[WRITTEN EXERCISE] All entries should be output exactly as they stand.

[DATASET RECORDS]
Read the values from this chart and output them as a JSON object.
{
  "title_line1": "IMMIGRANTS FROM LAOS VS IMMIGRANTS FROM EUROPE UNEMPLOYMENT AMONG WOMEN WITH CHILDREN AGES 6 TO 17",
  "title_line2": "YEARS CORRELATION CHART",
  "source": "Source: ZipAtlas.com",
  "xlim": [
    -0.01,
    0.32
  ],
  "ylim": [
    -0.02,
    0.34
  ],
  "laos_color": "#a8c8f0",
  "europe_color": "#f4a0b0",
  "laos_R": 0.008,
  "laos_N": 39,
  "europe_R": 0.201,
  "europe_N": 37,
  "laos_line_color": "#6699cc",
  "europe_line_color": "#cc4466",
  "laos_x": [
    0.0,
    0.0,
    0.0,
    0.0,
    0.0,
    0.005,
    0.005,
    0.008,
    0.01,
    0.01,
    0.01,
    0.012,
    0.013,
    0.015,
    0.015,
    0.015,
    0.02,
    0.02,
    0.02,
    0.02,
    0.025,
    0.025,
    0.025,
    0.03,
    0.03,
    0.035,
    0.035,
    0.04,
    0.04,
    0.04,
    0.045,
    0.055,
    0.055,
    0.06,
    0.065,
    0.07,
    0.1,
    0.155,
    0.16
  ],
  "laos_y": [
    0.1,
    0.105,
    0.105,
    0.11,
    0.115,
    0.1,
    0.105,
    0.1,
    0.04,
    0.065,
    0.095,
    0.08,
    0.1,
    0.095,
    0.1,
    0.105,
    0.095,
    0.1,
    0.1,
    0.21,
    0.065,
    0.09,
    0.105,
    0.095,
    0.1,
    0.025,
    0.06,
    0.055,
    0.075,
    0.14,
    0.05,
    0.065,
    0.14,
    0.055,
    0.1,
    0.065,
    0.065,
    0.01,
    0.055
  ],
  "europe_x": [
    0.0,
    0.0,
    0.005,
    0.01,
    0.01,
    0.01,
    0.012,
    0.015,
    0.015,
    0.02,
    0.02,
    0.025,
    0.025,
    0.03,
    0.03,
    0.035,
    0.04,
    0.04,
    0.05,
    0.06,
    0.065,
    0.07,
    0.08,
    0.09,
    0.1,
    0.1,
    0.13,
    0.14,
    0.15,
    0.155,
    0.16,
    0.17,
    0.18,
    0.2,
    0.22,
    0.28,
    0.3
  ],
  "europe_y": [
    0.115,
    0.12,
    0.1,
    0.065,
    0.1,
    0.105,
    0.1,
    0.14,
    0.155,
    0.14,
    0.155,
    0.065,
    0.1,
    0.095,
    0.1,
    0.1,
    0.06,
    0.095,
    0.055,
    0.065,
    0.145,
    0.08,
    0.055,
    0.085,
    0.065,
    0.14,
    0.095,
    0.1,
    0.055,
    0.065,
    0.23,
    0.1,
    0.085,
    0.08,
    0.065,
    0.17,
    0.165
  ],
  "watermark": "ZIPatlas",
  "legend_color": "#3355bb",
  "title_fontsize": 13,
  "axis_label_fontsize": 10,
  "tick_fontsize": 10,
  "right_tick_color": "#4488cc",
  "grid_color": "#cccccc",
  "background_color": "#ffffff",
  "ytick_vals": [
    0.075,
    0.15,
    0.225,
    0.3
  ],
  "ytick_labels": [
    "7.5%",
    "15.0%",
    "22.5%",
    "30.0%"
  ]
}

[RESPONSE TO THIS TASK]
Read the values from this chart and output them as a JSON object.
{
  "title_line1": "IMMIGRANTS FROM LAOS VS IMMIGRANTS FROM EUROPE UNEMPLOYMENT AMONG WOMEN WITH CHILDREN AGES 6 TO 17",
  "title_line2": "YEARS CORRELATION CHART",
  "source": "Source: ZipAtlas.com",
  "xlim": [
    -0.01,
    0.32
  ],
  "ylim": [
    -0.02,
    0.34
  ],
  "laos_color": "#a8c8f0",
  "europe_color": "#f4a0b0",
  "laos_R": 0.008,
  "laos_N": 39,
  "europe_R": 0.201,
  "europe_N": 37,
  "laos_line_color": "#6699cc",
  "europe_line_color": "#cc4466",
  "laos_x": [
    0.0,
    0.0,
    0.0,
    0.0,
    0.0,
    0.005,
    0.005,
    0.008,
    0.01,
    0.01,
    0.01,
    0.012,
    0.013,
    0.015,
    0.015,
    0.015,
    0.02,
    0.02,
    0.02,
    0.02,
    0.025,
    0.025,
    0.025,
    0.03,
    0.03,
    0.035,
    0.035,
    0.04,
    0.04,
    0.04,
    0.045,
    0.055,
    0.055,
    0.06,
    0.065,
    0.07,
    0.1,
    0.155,
    0.16
  ],
  "laos_y": [
    0.1,
    0.105,
    0.105,
    0.11,
    0.115,
    0.1,
    0.105,
    0.1,
    0.04,
    0.065,
    0.095,
    0.08,
    0.1,
    0.095,
    0.1,
    0.105,
    0.095,
    0.1,
    0.1,
    0.21,
    0.065,
    0.09,
    0.105,
    0.095,
    0.1,
    0.025,
    0.06,
    0.055,
    0.075,
    0.14,
    0.05,
    0.065,
    0.14,
    0.055,
    0.1,
    0.065,
    0.065,
    0.01,
    0.055
  ],
  "europe_x": [
    0.0,
    0.0,
    0.005,
    0.01,
    0.01,
    0.01,
    0.012,
    0.015,
    0.015,
    0.02,
    0.02,
    0.025,
    0.025,
    0.03,
    0.03,
    0.035,
    0.04,
    0.04,
    0.05,
    0.06,
    0.065,
    0.07,
    0.08,
    0.09,
    0.1,
    0.1,
    0.13,
    0.14,
    0.15,
    0.155,
    0.16,
    0.17,
    0.18,
    0.2,
    0.22,
    0.28,
    0.3
  ],
  "europe_y": [
    0.115,
    0.12,
    0.1,
    0.065,
    0.1,
    0.105,
    0.1,
    0.14,
    0.155,
    0.14,
    0.155,
    0.065,
    0.1,
    0.095,
    0.1,
    0.1,
    0.06,
    0.095,
    0.055,
    0.065,
    0.145,
    0.08,
    0.055,
    0.085,
    0.065,
    0.14,
    0.095,
    0.1,
    0.055,
    0.065,
    0.23,
    0.1,
    0.085,
    0.08,
    0.065,
    0.17,
    0.165
  ],
  "watermark": "ZIPatlas",
  "legend_color": "#3355bb",
  "title_fontsize": 13,
  "axis_label_fontsize": 10,
  "tick_fontsize": 10,
  "right_tick_color": "#4488cc",
  "grid_color": "#cccccc",
  "background_color": "#ffffff",
  "ytick_vals": [
    0.075,
    0.15,
    0.225,
    0.3
  ],
  "ytick_labels": [
    "7.5%",
    "15.0%",
    "22.5%",
    "30.0%"
  ]
}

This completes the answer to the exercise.